Suntech calls an Australian solar boom

Posted on 03:58 by Unknown
Giles Parkinson at the Climate Spectator reports that Chinese solar company Suntech thinks Australia is headed for a solar power boom - Suntech calls an Australian solar boom.
Suntech, the world’s largest solar manufacturing company, has produced stunning forecasts for the solar PV industry in Australia – saying it could supply 5 per cent of the nation’s power demand by the end of this decade, reaching the target three decades ahead of the federal government’s most recent forecast.

Stefan Jarnason, the technical director of Suntech Australia, says solar PV capacity in Australia could reach 10 gigawatts by 2020, when it would be growing at a phenomenal 2GW a year. He bases these forecasts on rapidly declining costs, which mean electricity from rooftop PV that is already cheaper than coal-fired energy delivered by energy retailers in some parts of the country, will reach parity for commercial users around 2015, and parity for utility-scale developments towards the end of the decade.

## DATASET EXCERPT
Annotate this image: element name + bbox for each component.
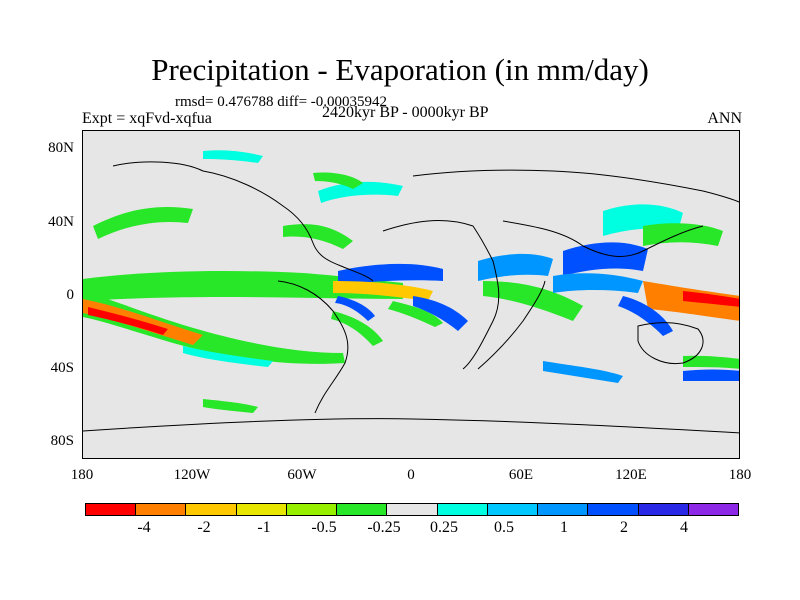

## WRITTEN REQUEST
Answer these from the Suntech excerpt:
(a) Who reports Suntech's forecast, and for what outlet?
(b) What share of Australia's power demand could solar PV supply by the end of this decade?
(c) What solar PV capacity does Stefan Jarnason say Australia could reach by 2020?
The data is separate material, unrelated to the Suntech excerpt.

## SOLUTION FOR THIS PROBLEM
(a) Giles Parkinson, at the Climate Spectator.
(b) 5 per cent.
(c) 10 gigawatts.